ENTRIES PROVIDED —
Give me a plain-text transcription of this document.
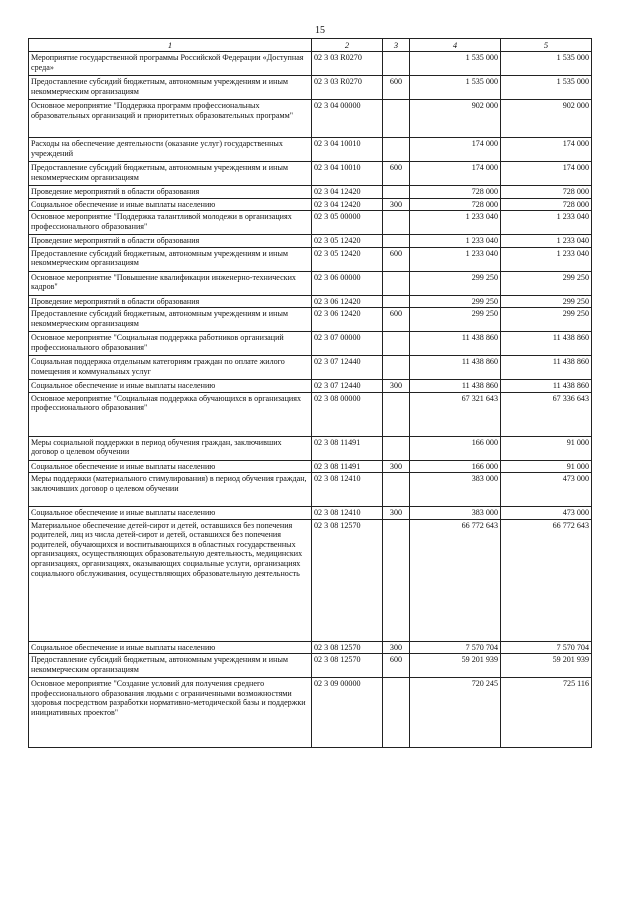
15
1	2	3	4	5
Мероприятие государственной программы Российской Федерации «Доступная среда»	02 3 03 R0270		1 535 000	1 535 000
Предоставление субсидий бюджетным, автономным учреждениям и иным некоммерческим организациям	02 3 03 R0270	600	1 535 000	1 535 000
Основное мероприятие "Поддержка программ профессиональных образовательных организаций и приоритетных образовательных программ"	02 3 04 00000		902 000	902 000
Расходы на обеспечение деятельности (оказание услуг) государственных учреждений	02 3 04 10010		174 000	174 000
Предоставление субсидий бюджетным, автономным учреждениям и иным некоммерческим организациям	02 3 04 10010	600	174 000	174 000
Проведение мероприятий в области образования	02 3 04 12420		728 000	728 000
Социальное обеспечение и иные выплаты населению	02 3 04 12420	300	728 000	728 000
Основное мероприятие "Поддержка талантливой молодежи в организациях профессионального образования"	02 3 05 00000		1 233 040	1 233 040
Проведение мероприятий в области образования	02 3 05 12420		1 233 040	1 233 040
Предоставление субсидий бюджетным, автономным учреждениям и иным некоммерческим организациям	02 3 05 12420	600	1 233 040	1 233 040
Основное мероприятие "Повышение квалификации инженерно-технических кадров"	02 3 06 00000		299 250	299 250
Проведение мероприятий в области образования	02 3 06 12420		299 250	299 250
Предоставление субсидий бюджетным, автономным учреждениям и иным некоммерческим организациям	02 3 06 12420	600	299 250	299 250
Основное мероприятие "Социальная поддержка работников организаций профессионального образования"	02 3 07 00000		11 438 860	11 438 860
Социальная поддержка отдельным категориям граждан по оплате жилого помещения и коммунальных услуг	02 3 07 12440		11 438 860	11 438 860
Социальное обеспечение и иные выплаты населению	02 3 07 12440	300	11 438 860	11 438 860
Основное мероприятие "Социальная поддержка обучающихся в организациях профессионального образования"	02 3 08 00000		67 321 643	67 336 643
Меры социальной поддержки в период обучения граждан, заключивших договор о целевом обучении	02 3 08 11491		166 000	91 000
Социальное обеспечение и иные выплаты населению	02 3 08 11491	300	166 000	91 000
Меры поддержки (материального стимулирования) в период обучения граждан, заключивших договор о целевом обучении	02 3 08 12410		383 000	473 000
Социальное обеспечение и иные выплаты населению	02 3 08 12410	300	383 000	473 000
Материальное обеспечение детей-сирот и детей, оставшихся без попечения родителей, лиц из числа детей-сирот и детей, оставшихся без попечения родителей, обучающихся и воспитывающихся в областных государственных организациях, осуществляющих образовательную деятельность, медицинских организациях, организациях, оказывающих социальные услуги, организациях социального обслуживания, осуществляющих образовательную деятельность	02 3 08 12570		66 772 643	66 772 643
Социальное обеспечение и иные выплаты населению	02 3 08 12570	300	7 570 704	7 570 704
Предоставление субсидий бюджетным, автономным учреждениям и иным некоммерческим организациям	02 3 08 12570	600	59 201 939	59 201 939
Основное мероприятие "Создание условий для получения среднего профессионального образования людьми с ограниченными возможностями здоровья посредством разработки нормативно-методической базы и поддержки инициативных проектов"	02 3 09 00000		720 245	725 116
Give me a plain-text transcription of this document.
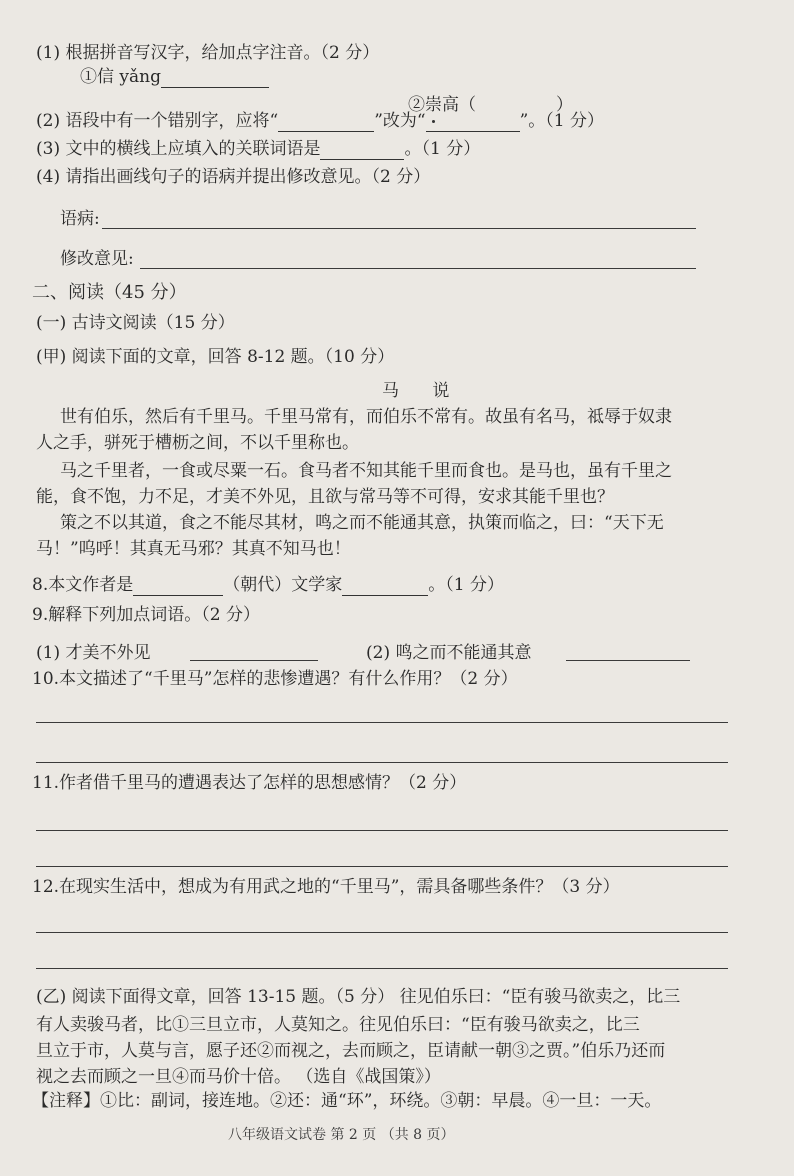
(1) 根据拼音写汉字，给加点字注音。（2 分）
①信 yǎng
②崇高（	）
(2) 语段中有一个错别字，应将“	”改为“	”。（1 分）
(3) 文中的横线上应填入的关联词语是	。（1 分）
(4) 请指出画线句子的语病并提出修改意见。（2 分）
语病:
修改意见:
二、阅读（45 分）
(一) 古诗文阅读（15 分）
(甲) 阅读下面的文章，回答 8-12 题。（10 分）
马 说
世有伯乐，然后有千里马。千里马常有，而伯乐不常有。故虽有名马，祗辱于奴隶
人之手，骈死于槽枥之间，不以千里称也。
马之千里者，一食或尽粟一石。食马者不知其能千里而食也。是马也，虽有千里之
能，食不饱，力不足，才美不外见，且欲与常马等不可得，安求其能千里也？
策之不以其道，食之不能尽其材，鸣之而不能通其意，执策而临之，曰：“天下无
马！”呜呼！其真无马邪？其真不知马也！
8.本文作者是	（朝代）文学家	。（1 分）
9.解释下列加点词语。（2 分）
(1) 才美不外见	(2) 鸣之而不能通其意
10.本文描述了“千里马”怎样的悲惨遭遇？有什么作用？（2 分）
11.作者借千里马的遭遇表达了怎样的思想感情？（2 分）
12.在现实生活中，想成为有用武之地的“千里马”，需具备哪些条件？（3 分）
(乙) 阅读下面得文章，回答 13-15 题。（5 分） 往见伯乐曰：“臣有骏马欲卖之，比三
有人卖骏马者，比①三旦立市，人莫知之。往见伯乐曰：“臣有骏马欲卖之，比三
旦立于市，人莫与言，愿子还②而视之，去而顾之，臣请献一朝③之贾。”伯乐乃还而
视之去而顾之一旦④而马价十倍。 （选自《战国策》）
【注释】①比：副词，接连地。②还：通“环”，环绕。③朝：早晨。④一旦：一天。
八年级语文试卷 第 2 页 （共 8 页）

DESCRIPTION OF THE TASK — Report back each line of the entries that holds the string "граждан".

RESPONSE —
Социальная поддержка отдельным категориям граждан по оплате жилого помещения и коммунальных услуг	02 3 07 12440		11 438 860	11 438 860
Меры социальной поддержки в период обучения граждан, заключивших договор о целевом обучении	02 3 08 11491		166 000	91 000
Меры поддержки (материального стимулирования) в период обучения граждан, заключивших договор о целевом обучении	02 3 08 12410		383 000	473 000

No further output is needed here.